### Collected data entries
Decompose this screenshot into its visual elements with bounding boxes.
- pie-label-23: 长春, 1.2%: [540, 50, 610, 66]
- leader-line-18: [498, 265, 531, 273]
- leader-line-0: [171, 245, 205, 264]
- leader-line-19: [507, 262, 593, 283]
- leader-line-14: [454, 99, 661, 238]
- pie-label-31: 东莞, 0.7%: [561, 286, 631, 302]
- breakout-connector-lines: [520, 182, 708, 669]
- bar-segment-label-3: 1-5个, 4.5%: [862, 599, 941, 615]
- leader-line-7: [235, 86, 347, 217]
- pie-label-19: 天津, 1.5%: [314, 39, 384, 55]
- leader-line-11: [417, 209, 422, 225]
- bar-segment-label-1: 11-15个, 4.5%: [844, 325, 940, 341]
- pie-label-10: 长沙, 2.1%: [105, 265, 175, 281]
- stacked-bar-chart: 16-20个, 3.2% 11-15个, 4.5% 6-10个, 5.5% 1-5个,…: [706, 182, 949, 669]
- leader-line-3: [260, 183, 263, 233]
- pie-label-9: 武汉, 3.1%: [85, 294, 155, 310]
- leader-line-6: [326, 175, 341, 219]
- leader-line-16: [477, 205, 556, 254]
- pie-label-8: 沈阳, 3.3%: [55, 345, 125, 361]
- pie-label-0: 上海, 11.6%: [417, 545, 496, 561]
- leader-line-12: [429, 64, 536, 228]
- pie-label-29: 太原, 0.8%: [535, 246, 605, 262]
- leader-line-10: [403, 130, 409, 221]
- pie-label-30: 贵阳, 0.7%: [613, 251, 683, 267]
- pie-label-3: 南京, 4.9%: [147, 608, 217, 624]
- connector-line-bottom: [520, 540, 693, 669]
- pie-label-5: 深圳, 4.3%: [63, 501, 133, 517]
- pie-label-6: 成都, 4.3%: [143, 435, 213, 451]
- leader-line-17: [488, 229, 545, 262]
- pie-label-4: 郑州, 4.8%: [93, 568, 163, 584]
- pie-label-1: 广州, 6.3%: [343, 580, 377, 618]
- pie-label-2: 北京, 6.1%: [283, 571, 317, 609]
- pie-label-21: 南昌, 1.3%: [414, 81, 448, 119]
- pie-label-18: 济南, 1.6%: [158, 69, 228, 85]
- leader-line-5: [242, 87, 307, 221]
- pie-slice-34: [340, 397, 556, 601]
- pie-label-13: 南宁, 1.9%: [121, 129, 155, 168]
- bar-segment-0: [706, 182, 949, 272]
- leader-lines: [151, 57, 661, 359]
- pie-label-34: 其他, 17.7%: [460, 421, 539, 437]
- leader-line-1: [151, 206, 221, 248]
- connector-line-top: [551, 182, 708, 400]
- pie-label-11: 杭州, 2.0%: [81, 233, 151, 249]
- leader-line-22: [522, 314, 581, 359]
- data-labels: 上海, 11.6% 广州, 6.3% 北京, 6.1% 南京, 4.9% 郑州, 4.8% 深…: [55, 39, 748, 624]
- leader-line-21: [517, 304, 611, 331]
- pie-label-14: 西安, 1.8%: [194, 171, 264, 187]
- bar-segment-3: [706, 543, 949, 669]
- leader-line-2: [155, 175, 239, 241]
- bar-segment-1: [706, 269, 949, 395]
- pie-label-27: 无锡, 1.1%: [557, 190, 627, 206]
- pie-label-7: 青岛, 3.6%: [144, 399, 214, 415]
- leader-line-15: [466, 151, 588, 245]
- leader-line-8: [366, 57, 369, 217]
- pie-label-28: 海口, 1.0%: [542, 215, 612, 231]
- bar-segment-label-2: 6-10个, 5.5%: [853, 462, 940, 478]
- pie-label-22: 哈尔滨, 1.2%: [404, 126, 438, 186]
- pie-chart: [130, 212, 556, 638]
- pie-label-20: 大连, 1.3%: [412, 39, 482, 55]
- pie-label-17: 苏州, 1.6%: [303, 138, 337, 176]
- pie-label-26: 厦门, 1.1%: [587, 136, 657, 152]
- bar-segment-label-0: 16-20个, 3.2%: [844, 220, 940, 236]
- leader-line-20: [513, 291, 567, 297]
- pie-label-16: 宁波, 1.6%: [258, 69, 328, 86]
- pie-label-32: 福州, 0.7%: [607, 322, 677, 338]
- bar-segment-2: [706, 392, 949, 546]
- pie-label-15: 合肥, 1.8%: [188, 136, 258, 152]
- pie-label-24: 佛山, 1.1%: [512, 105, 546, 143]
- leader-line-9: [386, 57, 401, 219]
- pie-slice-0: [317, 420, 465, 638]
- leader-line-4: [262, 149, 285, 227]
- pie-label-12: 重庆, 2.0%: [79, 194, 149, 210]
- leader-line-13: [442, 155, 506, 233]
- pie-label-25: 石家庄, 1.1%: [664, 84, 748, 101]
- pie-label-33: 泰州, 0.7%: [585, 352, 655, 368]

### Task
Present each line of the entries above as a Markdown table with two columns, Row and Line, leaving out any blank lines.

### Worked answer
| Row | Line |
|---|---|
| 1 | Decompose this screenshot into its visual elements with bounding boxes. |
| 2 | - pie-label-23: 长春, 1.2%: [540, 50, 610, 66] |
| 3 | - leader-line-18: [498, 265, 531, 273] |
| 4 | - leader-line-0: [171, 245, 205, 264] |
| 5 | - leader-line-19: [507, 262, 593, 283] |
| 6 | - leader-line-14: [454, 99, 661, 238] |
| 7 | - pie-label-31: 东莞, 0.7%: [561, 286, 631, 302] |
| 8 | - breakout-connector-lines: [520, 182, 708, 669] |
| 9 | - bar-segment-label-3: 1-5个, 4.5%: [862, 599, 941, 615] |
| 10 | - leader-line-7: [235, 86, 347, 217] |
| 11 | - pie-label-19: 天津, 1.5%: [314, 39, 384, 55] |
| 12 | - leader-line-11: [417, 209, 422, 225] |
| 13 | - bar-segment-label-1: 11-15个, 4.5%: [844, 325, 940, 341] |
| 14 | - pie-label-10: 长沙, 2.1%: [105, 265, 175, 281] |
| 15 | - stacked-bar-chart: 16-20个, 3.2% 11-15个, 4.5% 6-10个, 5.5% 1-5个,…: [706, 182, 949, 669] |
| 16 | - leader-line-3: [260, 183, 263, 233] |
| 17 | - pie-label-9: 武汉, 3.1%: [85, 294, 155, 310] |
| 18 | - leader-line-6: [326, 175, 341, 219] |
| 19 | - leader-line-16: [477, 205, 556, 254] |
| 20 | - pie-label-8: 沈阳, 3.3%: [55, 345, 125, 361] |
| 21 | - pie-label-0: 上海, 11.6%: [417, 545, 496, 561] |
| 22 | - leader-line-12: [429, 64, 536, 228] |
| 23 | - pie-label-29: 太原, 0.8%: [535, 246, 605, 262] |
| 24 | - leader-line-10: [403, 130, 409, 221] |
| 25 | - pie-label-30: 贵阳, 0.7%: [613, 251, 683, 267] |
| 26 | - pie-label-3: 南京, 4.9%: [147, 608, 217, 624] |
| 27 | - connector-line-bottom: [520, 540, 693, 669] |
| 28 | - pie-label-5: 深圳, 4.3%: [63, 501, 133, 517] |
| 29 | - pie-label-6: 成都, 4.3%: [143, 435, 213, 451] |
| 30 | - leader-line-17: [488, 229, 545, 262] |
| 31 | - pie-label-4: 郑州, 4.8%: [93, 568, 163, 584] |
| 32 | - pie-label-1: 广州, 6.3%: [343, 580, 377, 618] |
| 33 | - pie-label-2: 北京, 6.1%: [283, 571, 317, 609] |
| 34 | - pie-label-21: 南昌, 1.3%: [414, 81, 448, 119] |
| 35 | - pie-label-18: 济南, 1.6%: [158, 69, 228, 85] |
| 36 | - leader-line-5: [242, 87, 307, 221] |
| 37 | - pie-slice-34: [340, 397, 556, 601] |
| 38 | - pie-label-13: 南宁, 1.9%: [121, 129, 155, 168] |
| 39 | - bar-segment-0: [706, 182, 949, 272] |
| 40 | - leader-lines: [151, 57, 661, 359] |
| 41 | - pie-label-34: 其他, 17.7%: [460, 421, 539, 437] |
| 42 | - leader-line-1: [151, 206, 221, 248] |
| 43 | - connector-line-top: [551, 182, 708, 400] |
| 44 | - pie-label-11: 杭州, 2.0%: [81, 233, 151, 249] |
| 45 | - leader-line-22: [522, 314, 581, 359] |
| 46 | - data-labels: 上海, 11.6% 广州, 6.3% 北京, 6.1% 南京, 4.9% 郑州, 4.8% 深…: [55, 39, 748, 624] |
| 47 | - leader-line-21: [517, 304, 611, 331] |
| 48 | - pie-label-14: 西安, 1.8%: [194, 171, 264, 187] |
| 49 | - bar-segment-3: [706, 543, 949, 669] |
| 50 | - leader-line-2: [155, 175, 239, 241] |
| 51 | - bar-segment-1: [706, 269, 949, 395] |
| 52 | - pie-label-27: 无锡, 1.1%: [557, 190, 627, 206] |
| 53 | - pie-label-7: 青岛, 3.6%: [144, 399, 214, 415] |
| 54 | - leader-line-15: [466, 151, 588, 245] |
| 55 | - leader-line-8: [366, 57, 369, 217] |
| 56 | - pie-label-28: 海口, 1.0%: [542, 215, 612, 231] |
| 57 | - bar-segment-label-2: 6-10个, 5.5%: [853, 462, 940, 478] |
| 58 | - pie-label-22: 哈尔滨, 1.2%: [404, 126, 438, 186] |
| 59 | - pie-chart: [130, 212, 556, 638] |
| 60 | - pie-label-20: 大连, 1.3%: [412, 39, 482, 55] |
| 61 | - pie-label-17: 苏州, 1.6%: [303, 138, 337, 176] |
| 62 | - pie-label-26: 厦门, 1.1%: [587, 136, 657, 152] |
| 63 | - bar-segment-label-0: 16-20个, 3.2%: [844, 220, 940, 236] |
| 64 | - leader-line-20: [513, 291, 567, 297] |
| 65 | - pie-label-16: 宁波, 1.6%: [258, 69, 328, 86] |
| 66 | - pie-label-32: 福州, 0.7%: [607, 322, 677, 338] |
| 67 | - bar-segment-2: [706, 392, 949, 546] |
| 68 | - pie-label-15: 合肥, 1.8%: [188, 136, 258, 152] |
| 69 | - pie-label-24: 佛山, 1.1%: [512, 105, 546, 143] |
| 70 | - leader-line-9: [386, 57, 401, 219] |
| 71 | - pie-slice-0: [317, 420, 465, 638] |
| 72 | - leader-line-4: [262, 149, 285, 227] |
| 73 | - pie-label-12: 重庆, 2.0%: [79, 194, 149, 210] |
| 74 | - leader-line-13: [442, 155, 506, 233] |
| 75 | - pie-label-25: 石家庄, 1.1%: [664, 84, 748, 101] |
| 76 | - pie-label-33: 泰州, 0.7%: [585, 352, 655, 368] |